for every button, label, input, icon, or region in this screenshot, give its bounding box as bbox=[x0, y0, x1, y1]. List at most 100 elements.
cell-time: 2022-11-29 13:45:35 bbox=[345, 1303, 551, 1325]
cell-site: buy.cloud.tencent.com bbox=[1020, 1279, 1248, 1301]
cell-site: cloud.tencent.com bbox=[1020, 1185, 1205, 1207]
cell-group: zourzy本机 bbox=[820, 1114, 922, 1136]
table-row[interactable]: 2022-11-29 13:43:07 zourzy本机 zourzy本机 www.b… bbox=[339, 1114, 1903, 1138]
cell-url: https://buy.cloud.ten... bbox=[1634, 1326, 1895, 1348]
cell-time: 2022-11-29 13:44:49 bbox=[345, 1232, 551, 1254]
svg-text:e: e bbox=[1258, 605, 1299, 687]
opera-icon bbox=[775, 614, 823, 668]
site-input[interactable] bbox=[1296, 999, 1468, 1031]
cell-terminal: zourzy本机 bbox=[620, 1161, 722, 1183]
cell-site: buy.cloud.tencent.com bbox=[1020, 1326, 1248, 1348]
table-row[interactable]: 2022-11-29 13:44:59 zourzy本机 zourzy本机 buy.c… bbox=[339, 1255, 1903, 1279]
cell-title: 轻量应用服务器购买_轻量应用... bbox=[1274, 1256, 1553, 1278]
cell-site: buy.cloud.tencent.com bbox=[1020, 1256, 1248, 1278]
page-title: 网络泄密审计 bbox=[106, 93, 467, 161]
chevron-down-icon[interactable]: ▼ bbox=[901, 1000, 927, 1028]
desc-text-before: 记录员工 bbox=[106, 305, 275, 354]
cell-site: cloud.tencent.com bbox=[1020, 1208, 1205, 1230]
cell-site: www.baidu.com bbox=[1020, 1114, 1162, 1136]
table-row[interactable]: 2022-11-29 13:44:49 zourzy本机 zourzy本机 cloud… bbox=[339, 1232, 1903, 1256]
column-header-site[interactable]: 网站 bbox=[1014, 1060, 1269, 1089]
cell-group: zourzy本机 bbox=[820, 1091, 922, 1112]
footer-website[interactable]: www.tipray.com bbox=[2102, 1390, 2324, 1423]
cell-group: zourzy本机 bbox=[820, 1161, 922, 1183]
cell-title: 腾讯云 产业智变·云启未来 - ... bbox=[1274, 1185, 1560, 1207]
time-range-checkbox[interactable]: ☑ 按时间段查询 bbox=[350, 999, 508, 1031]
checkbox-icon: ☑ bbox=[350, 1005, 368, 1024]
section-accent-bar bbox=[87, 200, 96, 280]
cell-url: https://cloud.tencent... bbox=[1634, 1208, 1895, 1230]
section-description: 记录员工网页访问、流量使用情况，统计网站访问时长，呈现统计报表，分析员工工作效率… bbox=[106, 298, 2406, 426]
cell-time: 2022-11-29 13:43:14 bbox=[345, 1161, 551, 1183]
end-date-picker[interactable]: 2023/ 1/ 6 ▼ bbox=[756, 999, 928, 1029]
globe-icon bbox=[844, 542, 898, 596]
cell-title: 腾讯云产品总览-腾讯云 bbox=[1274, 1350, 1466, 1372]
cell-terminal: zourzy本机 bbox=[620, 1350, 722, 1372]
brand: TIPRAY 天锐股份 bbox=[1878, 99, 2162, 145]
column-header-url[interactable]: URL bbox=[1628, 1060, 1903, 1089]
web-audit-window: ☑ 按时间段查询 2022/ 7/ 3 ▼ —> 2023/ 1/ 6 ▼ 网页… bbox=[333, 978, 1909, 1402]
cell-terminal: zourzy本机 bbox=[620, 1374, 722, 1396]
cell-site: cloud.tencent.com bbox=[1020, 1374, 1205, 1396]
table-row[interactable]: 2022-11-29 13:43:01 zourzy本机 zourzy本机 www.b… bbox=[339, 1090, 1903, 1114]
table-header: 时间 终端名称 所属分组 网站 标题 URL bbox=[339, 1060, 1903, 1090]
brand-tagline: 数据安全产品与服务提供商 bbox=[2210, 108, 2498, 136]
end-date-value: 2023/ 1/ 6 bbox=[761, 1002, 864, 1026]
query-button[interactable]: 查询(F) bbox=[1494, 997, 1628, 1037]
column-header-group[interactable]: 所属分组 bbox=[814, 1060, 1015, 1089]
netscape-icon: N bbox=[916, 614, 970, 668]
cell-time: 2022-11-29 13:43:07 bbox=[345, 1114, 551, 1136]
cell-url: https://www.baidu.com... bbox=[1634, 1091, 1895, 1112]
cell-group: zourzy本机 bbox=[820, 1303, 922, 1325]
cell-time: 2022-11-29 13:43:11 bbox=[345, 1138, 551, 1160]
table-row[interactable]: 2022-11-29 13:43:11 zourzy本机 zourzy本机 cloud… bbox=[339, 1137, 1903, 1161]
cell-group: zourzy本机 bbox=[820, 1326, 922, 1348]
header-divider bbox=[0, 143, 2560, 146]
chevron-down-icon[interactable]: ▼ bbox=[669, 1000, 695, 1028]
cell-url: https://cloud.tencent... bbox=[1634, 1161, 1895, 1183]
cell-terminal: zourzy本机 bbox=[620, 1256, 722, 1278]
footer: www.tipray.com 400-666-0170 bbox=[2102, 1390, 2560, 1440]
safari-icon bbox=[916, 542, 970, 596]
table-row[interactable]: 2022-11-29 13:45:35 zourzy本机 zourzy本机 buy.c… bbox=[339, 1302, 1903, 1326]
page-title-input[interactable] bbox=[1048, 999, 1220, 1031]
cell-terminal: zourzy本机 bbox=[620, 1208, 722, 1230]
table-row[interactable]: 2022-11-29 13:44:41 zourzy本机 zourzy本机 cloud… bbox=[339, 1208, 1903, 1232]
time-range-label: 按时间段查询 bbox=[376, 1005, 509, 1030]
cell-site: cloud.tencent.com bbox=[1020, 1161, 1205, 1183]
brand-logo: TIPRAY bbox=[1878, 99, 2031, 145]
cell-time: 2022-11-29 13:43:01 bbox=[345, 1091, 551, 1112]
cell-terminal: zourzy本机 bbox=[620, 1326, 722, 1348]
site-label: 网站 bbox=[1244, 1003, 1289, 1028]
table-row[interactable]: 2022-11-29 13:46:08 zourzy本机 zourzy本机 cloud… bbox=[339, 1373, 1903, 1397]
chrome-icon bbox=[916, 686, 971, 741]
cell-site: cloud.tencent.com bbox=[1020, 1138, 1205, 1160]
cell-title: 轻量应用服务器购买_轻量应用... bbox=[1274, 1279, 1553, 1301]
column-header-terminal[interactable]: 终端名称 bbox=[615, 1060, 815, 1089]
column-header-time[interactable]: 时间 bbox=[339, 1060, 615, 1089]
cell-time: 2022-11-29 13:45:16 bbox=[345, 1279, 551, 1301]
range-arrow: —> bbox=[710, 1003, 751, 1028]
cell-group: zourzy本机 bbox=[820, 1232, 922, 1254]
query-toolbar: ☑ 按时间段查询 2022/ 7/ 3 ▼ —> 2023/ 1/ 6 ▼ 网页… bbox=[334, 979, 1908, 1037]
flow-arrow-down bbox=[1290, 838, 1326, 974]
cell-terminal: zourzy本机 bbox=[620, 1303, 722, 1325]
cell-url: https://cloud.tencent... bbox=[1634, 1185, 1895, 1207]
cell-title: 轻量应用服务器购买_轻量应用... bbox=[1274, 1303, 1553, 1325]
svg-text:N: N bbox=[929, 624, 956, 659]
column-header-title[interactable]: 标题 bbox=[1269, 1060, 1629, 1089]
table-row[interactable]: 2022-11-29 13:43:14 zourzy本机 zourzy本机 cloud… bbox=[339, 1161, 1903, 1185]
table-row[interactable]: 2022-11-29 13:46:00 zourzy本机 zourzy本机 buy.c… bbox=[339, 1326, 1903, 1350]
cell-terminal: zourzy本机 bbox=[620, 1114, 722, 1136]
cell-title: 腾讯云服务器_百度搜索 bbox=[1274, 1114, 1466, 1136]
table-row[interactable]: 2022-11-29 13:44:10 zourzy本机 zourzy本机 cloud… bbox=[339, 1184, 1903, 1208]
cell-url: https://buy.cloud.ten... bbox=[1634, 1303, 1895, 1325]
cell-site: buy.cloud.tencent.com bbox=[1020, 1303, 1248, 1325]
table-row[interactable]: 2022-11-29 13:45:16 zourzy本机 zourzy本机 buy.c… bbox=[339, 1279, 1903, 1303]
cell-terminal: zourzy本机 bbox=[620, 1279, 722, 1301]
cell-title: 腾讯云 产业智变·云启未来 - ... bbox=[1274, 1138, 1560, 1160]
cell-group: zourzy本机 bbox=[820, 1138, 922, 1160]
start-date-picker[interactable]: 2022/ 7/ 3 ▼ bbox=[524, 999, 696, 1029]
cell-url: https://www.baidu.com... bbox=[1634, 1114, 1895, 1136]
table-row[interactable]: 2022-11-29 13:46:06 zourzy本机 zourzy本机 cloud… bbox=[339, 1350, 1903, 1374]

+++

Aim of the exercise:
Render the listing above as a numbered list, from its first line through the line containing "cell-time: 2022-11-29 13:44:49", leaving out any blank lines.

Answer to this task:
1. for every button, label, input, icon, or region in this screenshot, give its bounding box as bbox=[x0, y0, x1, y1]. List at most 100 elements.
2. cell-time: 2022-11-29 13:45:35 bbox=[345, 1303, 551, 1325]
3. cell-site: buy.cloud.tencent.com bbox=[1020, 1279, 1248, 1301]
4. cell-site: cloud.tencent.com bbox=[1020, 1185, 1205, 1207]
5. cell-group: zourzy本机 bbox=[820, 1114, 922, 1136]
6. table-row[interactable]: 2022-11-29 13:43:07 zourzy本机 zourzy本机 www.b… bbox=[339, 1114, 1903, 1138]
7. cell-url: https://buy.cloud.ten... bbox=[1634, 1326, 1895, 1348]
8. cell-time: 2022-11-29 13:44:49 bbox=[345, 1232, 551, 1254]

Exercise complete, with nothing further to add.